### Desafio
Dê seguimento ao texto sobre a retirada e a exclusão de sócios, começando logo depois da última frase apresentada.

### Trecho da página
_ _ _

Por fim, após a comunicação do dissidente em relação ao uso de seu direito de recesso, esse deixa de ser sócio, restando à sociedade tão somente providenciar a substituição do quotista ou proceder à redução do capital social. Tal ato deverá ser arquivado na Junta Comercial, momento em que se extingue a responsabilidade do sócio dissidente.
3.2. Exclusão do Sócio
A exclusão é o afastamento compulsório do sócio descumpridor de suas obrigações e causador de discórdias e desavenças, tendo como objetivo a proteção da sociedade e dos demais consócios.
Segundo a doutrina, essa modalidade de desvinculação do sócio não é manifestação de vontade discricionária da maioria. O que se dá, afinal, é uma específica distribuição do ônus da prova: na extrajudicial, o expulso deve provar que não descumpriu nenhuma de suas obrigações de sócio, se pretender se reintegrar à sociedade; na expulsão judicial, cabe aos remanescentes provar a culpa do sócio cuja expulsão pleiteiam.27
O fundamento jurídico da exclusão tem suscitado diversas posições doutrinárias. O professor Dalmatello, citado por Priscila Fonseca28, dissertou sobre três teorias:
Teoria da disciplina taxativa legal;
Teoria do poder corporativo disciplinar; e
Teoria contratualista.
A primeira tese consiste na necessidade de conservação da empresa, contudo, o entendimento era de que a exclusão apenas poderia ocorrer nos casos expressamente previstos em lei.

_ _ _

### Informações fornecidas
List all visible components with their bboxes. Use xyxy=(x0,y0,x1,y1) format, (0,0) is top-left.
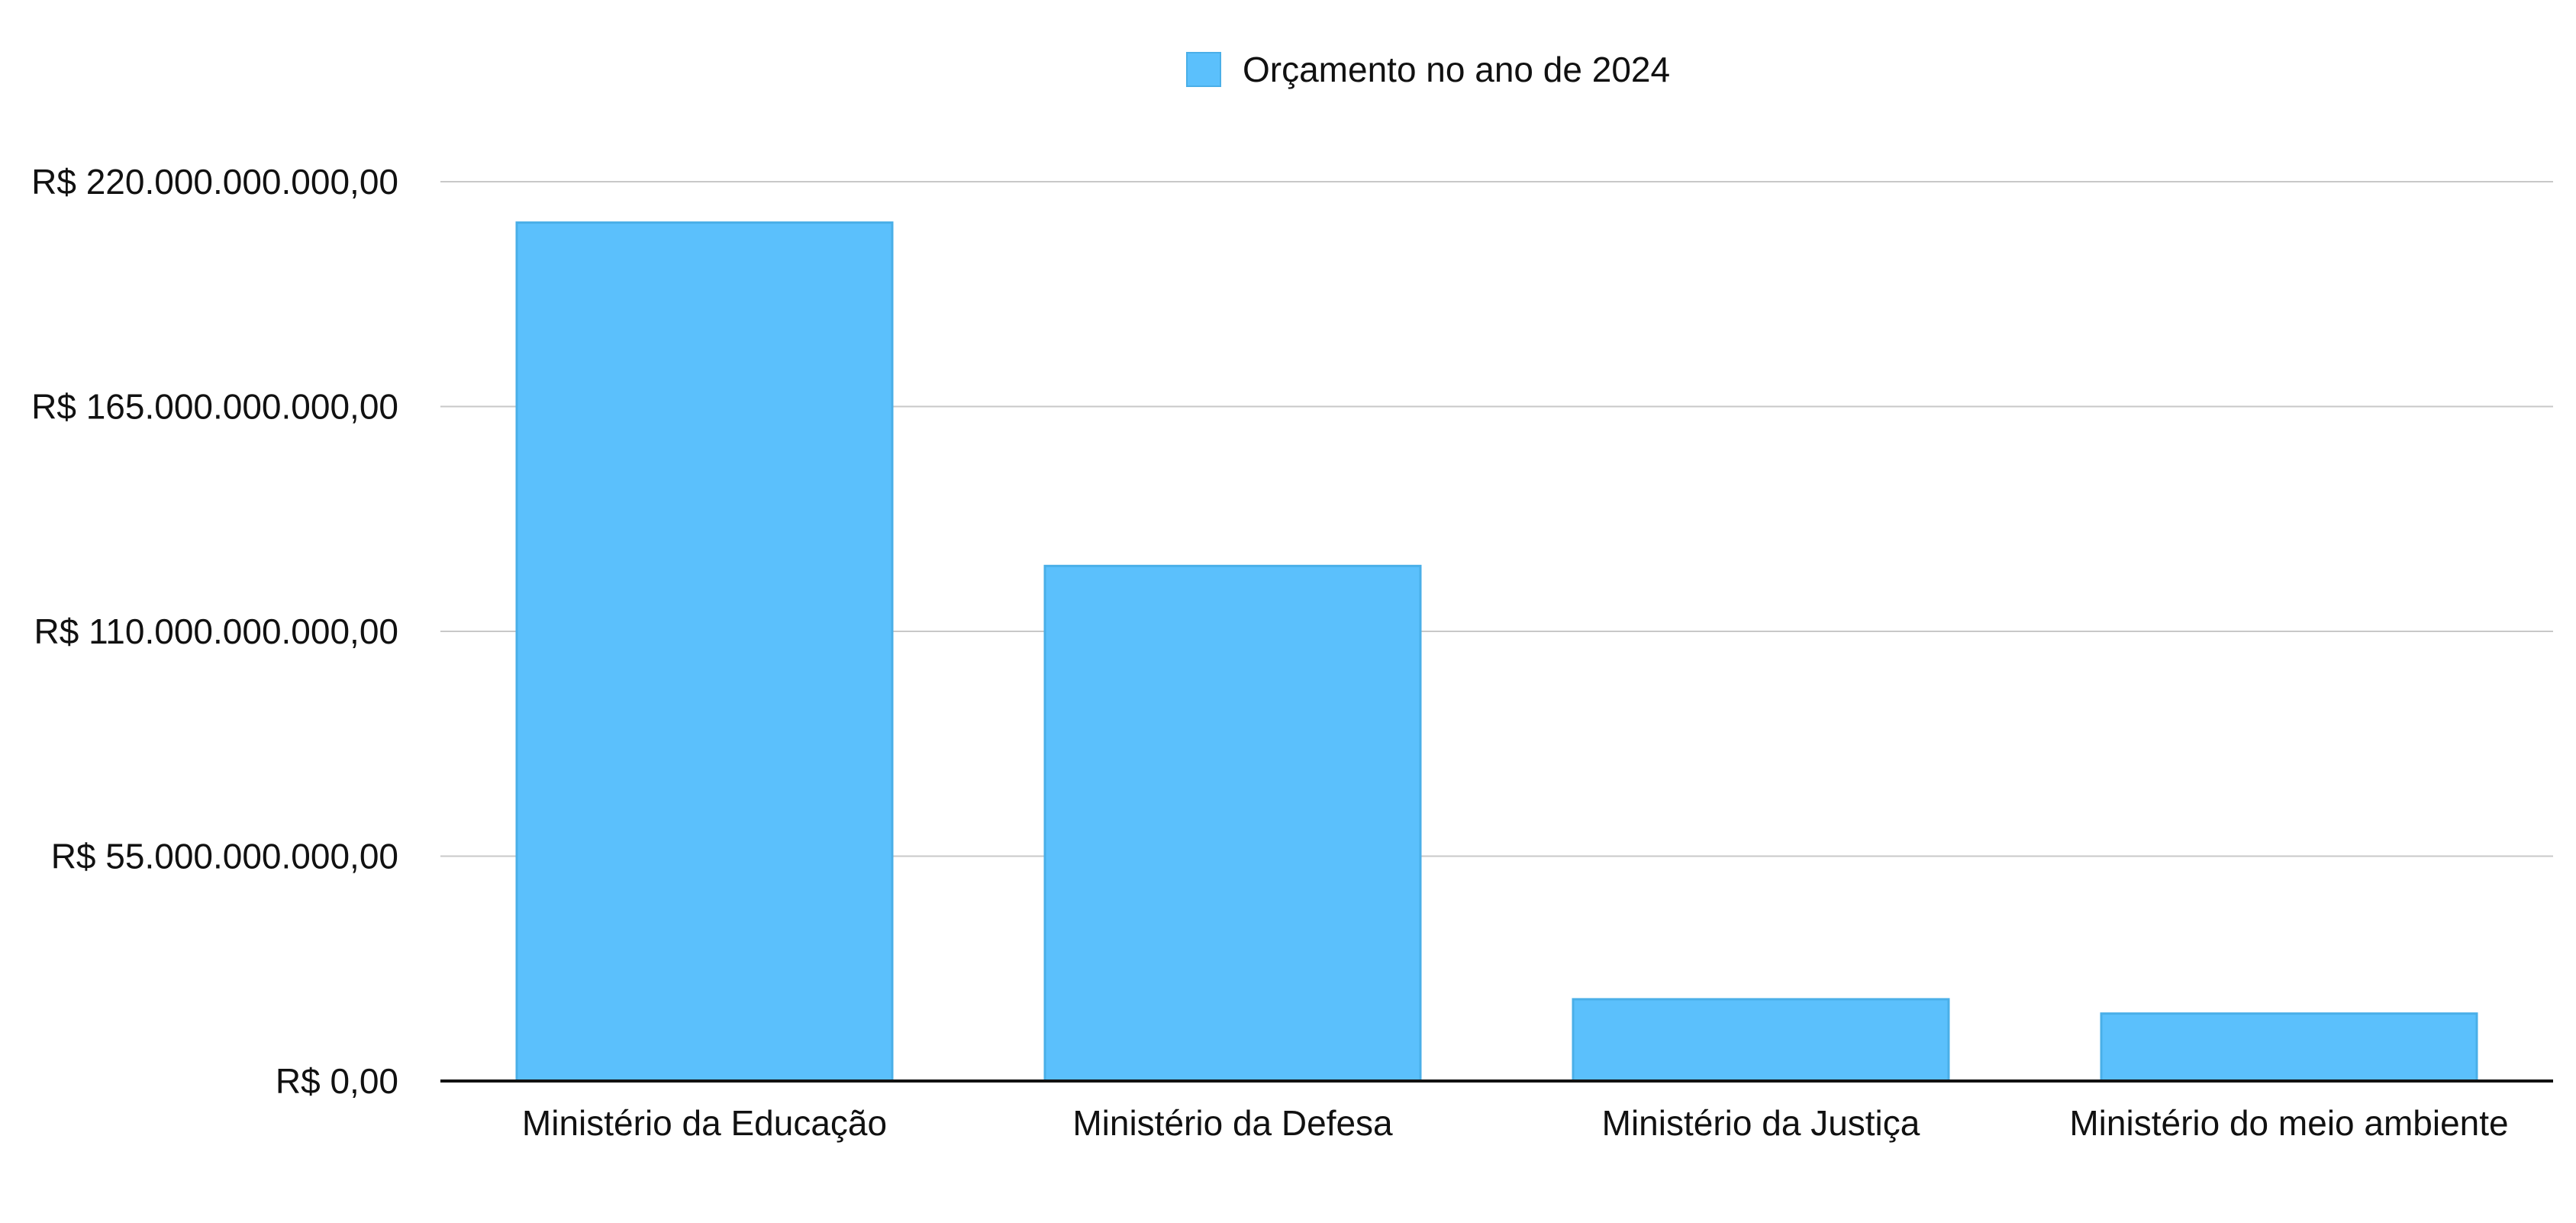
bar xyxy=(1043,564,1422,1083)
x-tick-label: Ministério da Justiça xyxy=(1602,1103,1920,1143)
legend-label: Orçamento no ano de 2024 xyxy=(1243,50,1670,89)
x-tick-label: Ministério da Educação xyxy=(522,1103,887,1143)
y-tick-label: R$ 220.000.000.000,00 xyxy=(31,162,398,202)
legend: Orçamento no ano de 2024 xyxy=(1186,50,1670,89)
legend-swatch xyxy=(1186,52,1221,87)
y-tick-label: R$ 0,00 xyxy=(276,1061,398,1101)
bar xyxy=(2100,1012,2478,1083)
y-tick-label: R$ 110.000.000.000,00 xyxy=(34,612,398,651)
x-tick-label: Ministério do meio ambiente xyxy=(2069,1103,2508,1143)
bar xyxy=(1572,998,1950,1083)
y-tick-label: R$ 55.000.000.000,00 xyxy=(51,837,398,876)
bars xyxy=(515,221,2478,1083)
axes: R$ 0,00 R$ 55.000.000.000,00 R$ 110.000.00… xyxy=(31,162,2553,1143)
bar xyxy=(515,221,894,1083)
y-tick-label: R$ 165.000.000.000,00 xyxy=(31,387,398,427)
x-tick-label: Ministério da Defesa xyxy=(1072,1103,1393,1143)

_ _ _

### Resposta à tarefa
Tal teoria não continuou, pois, o interesso estatal não poderia sobrepor ao interesse privado dos sócios. A vontade estatal de preservação da empresa necessita assemelhar-se com a dos sócios, uma vez que, esses podem resolver não cumpri-la, cabendo aos sócios à possibilidade de deliberarem acerca da exclusão ou da dissolução da sociedade.
A teoria da disciplina taxativa legal assenta fundamento jurídico do instituto exclusivamente na lei e o faz com base em duas ordens de argumento: a) a finalidade publicística do instituto (preservação da empresa), com o que somente a lei e, para alguns, também, o estatuto estabelecerão as causas mediante as quais, visando assegurar dita finalidade publicística, dar-se-à a exclusão do sócio que as põe em risco; b) o caráter penal, restritivo e excepcional do instituto da exclusão, à exigir expressa previsão legal ou estatutária. Como profligou Dalmartello, a teoria da disciplina taxativa legal há de ser descartada porque demasiado rígida para poder explicar um instituto submetido a predominantes interesses privados.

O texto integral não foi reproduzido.